:: Short task ::
Count how many lines include "title" and answer with that number only.

Collected data entries:
--- Begin ---
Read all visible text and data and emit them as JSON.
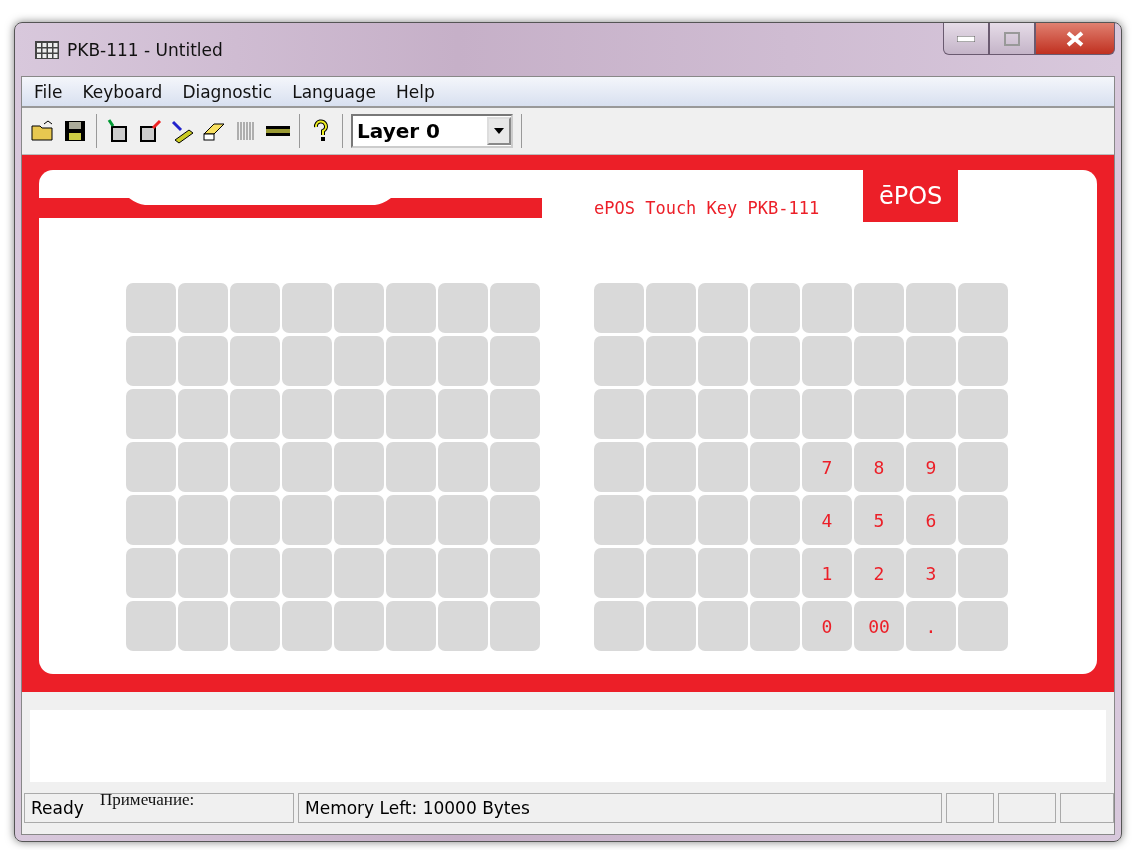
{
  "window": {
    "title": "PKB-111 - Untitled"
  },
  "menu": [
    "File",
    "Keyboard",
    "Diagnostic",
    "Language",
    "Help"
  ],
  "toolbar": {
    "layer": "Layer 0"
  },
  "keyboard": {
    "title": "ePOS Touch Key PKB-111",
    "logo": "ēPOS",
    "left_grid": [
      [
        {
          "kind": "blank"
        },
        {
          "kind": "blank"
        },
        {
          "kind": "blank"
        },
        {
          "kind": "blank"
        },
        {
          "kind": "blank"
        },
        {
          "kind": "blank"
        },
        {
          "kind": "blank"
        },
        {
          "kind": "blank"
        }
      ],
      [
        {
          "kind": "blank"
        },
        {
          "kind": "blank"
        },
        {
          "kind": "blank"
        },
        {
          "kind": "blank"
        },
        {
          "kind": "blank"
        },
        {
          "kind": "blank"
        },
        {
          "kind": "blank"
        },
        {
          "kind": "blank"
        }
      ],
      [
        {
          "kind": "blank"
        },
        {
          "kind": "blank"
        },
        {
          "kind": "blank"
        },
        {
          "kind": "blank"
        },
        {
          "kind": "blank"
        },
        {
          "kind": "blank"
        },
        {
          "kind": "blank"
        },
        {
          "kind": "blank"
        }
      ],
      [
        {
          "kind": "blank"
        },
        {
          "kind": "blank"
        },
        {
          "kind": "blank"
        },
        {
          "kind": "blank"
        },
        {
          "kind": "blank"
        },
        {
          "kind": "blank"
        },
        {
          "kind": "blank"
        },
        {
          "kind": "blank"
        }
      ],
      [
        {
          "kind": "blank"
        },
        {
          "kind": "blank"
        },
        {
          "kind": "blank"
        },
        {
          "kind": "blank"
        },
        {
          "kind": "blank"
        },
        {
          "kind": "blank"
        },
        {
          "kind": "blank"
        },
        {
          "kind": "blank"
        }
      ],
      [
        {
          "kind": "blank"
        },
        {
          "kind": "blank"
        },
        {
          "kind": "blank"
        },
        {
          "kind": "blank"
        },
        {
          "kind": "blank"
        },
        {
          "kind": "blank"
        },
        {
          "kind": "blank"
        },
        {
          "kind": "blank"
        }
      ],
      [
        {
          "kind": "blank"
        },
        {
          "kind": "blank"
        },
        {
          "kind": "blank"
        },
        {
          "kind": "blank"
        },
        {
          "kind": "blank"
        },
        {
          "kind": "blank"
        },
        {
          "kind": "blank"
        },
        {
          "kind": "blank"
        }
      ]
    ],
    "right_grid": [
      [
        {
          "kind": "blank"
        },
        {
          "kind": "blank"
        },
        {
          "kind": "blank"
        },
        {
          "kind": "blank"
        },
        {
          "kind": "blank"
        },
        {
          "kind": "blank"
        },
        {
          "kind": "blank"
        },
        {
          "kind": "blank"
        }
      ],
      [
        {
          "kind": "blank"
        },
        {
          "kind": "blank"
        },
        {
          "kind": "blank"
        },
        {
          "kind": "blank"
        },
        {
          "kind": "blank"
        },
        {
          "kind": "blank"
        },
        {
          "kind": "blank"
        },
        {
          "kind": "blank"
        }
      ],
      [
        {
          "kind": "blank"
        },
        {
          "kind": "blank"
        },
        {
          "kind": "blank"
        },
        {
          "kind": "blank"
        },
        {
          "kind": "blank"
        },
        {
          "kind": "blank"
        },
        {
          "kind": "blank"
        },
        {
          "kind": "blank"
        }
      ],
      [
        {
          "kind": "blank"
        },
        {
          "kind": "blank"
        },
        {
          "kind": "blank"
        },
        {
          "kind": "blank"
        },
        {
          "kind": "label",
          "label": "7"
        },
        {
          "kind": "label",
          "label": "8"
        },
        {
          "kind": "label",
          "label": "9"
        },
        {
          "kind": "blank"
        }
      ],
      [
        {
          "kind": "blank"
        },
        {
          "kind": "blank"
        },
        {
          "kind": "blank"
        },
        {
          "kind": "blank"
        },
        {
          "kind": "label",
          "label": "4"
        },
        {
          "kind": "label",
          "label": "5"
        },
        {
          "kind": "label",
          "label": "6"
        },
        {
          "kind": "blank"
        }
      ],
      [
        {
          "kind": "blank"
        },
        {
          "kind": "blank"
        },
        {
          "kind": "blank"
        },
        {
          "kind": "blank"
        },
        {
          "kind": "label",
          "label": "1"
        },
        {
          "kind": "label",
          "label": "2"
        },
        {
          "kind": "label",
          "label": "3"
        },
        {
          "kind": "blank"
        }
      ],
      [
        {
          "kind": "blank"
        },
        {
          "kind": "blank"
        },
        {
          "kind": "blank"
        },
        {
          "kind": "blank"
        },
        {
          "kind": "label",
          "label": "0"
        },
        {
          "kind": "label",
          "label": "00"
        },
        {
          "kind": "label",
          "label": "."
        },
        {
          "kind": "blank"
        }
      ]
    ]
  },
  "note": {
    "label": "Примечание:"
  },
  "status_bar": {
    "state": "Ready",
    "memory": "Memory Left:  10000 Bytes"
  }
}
--- End ---
:: Output for this task ::
2